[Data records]
((

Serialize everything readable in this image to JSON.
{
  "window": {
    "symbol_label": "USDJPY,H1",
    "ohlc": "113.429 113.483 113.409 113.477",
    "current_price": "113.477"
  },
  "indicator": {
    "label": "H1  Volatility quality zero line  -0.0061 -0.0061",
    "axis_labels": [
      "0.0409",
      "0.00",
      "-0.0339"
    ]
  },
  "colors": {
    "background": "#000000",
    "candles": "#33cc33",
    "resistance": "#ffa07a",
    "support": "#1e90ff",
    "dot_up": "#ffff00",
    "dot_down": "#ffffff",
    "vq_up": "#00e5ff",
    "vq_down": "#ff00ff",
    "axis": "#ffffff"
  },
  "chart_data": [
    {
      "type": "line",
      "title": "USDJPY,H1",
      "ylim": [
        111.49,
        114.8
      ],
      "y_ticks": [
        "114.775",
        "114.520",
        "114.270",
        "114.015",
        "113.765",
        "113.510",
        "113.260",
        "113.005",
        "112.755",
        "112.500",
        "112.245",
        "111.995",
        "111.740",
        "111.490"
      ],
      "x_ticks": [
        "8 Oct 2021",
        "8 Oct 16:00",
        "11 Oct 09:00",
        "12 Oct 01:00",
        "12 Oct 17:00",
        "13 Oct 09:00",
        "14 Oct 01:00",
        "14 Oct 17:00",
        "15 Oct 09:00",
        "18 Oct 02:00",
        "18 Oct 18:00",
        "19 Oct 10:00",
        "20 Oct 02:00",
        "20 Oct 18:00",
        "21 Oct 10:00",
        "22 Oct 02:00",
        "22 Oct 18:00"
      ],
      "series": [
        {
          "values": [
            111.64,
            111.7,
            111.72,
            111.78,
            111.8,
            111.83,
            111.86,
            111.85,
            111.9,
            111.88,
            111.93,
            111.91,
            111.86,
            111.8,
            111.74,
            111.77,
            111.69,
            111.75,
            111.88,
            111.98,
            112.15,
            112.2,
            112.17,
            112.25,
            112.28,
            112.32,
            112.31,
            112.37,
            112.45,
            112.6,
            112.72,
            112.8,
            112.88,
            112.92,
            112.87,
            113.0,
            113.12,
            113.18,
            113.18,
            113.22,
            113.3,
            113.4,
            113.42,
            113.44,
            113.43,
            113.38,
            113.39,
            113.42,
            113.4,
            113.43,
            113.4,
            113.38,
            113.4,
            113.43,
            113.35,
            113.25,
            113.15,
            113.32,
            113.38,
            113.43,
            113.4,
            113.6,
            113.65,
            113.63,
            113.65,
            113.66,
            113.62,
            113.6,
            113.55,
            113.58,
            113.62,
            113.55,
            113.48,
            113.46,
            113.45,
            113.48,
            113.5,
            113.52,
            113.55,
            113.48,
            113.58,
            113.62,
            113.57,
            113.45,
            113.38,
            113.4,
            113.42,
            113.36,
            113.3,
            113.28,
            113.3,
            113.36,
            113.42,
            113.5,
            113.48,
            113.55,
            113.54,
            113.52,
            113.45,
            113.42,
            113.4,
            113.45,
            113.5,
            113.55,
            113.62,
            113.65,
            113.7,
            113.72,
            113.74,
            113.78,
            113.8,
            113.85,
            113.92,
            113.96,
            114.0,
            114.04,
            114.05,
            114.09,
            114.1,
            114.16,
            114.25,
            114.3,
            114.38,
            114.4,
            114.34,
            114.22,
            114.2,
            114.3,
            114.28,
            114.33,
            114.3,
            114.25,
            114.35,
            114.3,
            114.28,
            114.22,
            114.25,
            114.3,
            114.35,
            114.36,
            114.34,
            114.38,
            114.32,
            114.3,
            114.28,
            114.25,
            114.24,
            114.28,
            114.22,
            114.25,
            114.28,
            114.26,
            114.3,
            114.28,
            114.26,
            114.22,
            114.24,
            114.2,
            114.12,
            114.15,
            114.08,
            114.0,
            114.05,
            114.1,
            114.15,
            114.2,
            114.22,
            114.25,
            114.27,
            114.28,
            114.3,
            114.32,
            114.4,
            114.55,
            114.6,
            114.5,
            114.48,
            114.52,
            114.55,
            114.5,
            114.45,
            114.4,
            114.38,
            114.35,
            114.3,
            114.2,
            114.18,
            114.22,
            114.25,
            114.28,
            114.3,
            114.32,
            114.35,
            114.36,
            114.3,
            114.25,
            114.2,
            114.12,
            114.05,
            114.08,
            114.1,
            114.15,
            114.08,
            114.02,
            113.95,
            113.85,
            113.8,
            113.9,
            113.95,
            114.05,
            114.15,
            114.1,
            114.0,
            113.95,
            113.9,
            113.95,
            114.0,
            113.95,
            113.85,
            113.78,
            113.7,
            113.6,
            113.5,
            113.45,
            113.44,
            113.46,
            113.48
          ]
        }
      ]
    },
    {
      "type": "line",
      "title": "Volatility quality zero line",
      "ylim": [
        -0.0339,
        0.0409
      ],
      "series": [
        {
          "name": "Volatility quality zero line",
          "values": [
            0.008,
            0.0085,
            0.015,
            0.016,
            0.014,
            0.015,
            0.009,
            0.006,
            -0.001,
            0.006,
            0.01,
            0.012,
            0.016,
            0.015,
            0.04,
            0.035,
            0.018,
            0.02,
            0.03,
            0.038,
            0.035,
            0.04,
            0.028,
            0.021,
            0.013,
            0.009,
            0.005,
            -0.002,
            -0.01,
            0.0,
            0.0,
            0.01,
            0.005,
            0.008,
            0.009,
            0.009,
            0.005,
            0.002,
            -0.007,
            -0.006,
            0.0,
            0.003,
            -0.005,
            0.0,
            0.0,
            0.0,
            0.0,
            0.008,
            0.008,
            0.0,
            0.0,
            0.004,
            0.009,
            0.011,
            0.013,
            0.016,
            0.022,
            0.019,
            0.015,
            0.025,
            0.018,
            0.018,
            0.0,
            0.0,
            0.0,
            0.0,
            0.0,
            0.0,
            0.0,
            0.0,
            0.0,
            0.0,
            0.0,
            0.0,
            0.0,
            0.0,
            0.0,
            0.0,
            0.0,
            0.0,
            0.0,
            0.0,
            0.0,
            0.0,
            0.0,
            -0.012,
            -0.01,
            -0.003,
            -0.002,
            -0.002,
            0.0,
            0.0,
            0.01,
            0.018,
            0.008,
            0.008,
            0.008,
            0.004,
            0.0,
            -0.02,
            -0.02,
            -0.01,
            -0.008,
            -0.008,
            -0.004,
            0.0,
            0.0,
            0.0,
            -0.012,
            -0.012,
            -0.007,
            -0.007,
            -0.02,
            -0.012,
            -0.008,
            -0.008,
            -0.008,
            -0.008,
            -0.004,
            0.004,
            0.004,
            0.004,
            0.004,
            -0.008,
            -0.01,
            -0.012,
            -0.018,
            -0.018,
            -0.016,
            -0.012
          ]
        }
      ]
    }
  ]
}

))

GIVEN EXERCISE.
Locate all lines in the listing above with the word "zero". Copy them.

EXERCISE OUTPUT.
    "label": "H1  Volatility quality zero line  -0.0061 -0.0061",
      "title": "Volatility quality zero line",
          "name": "Volatility quality zero line",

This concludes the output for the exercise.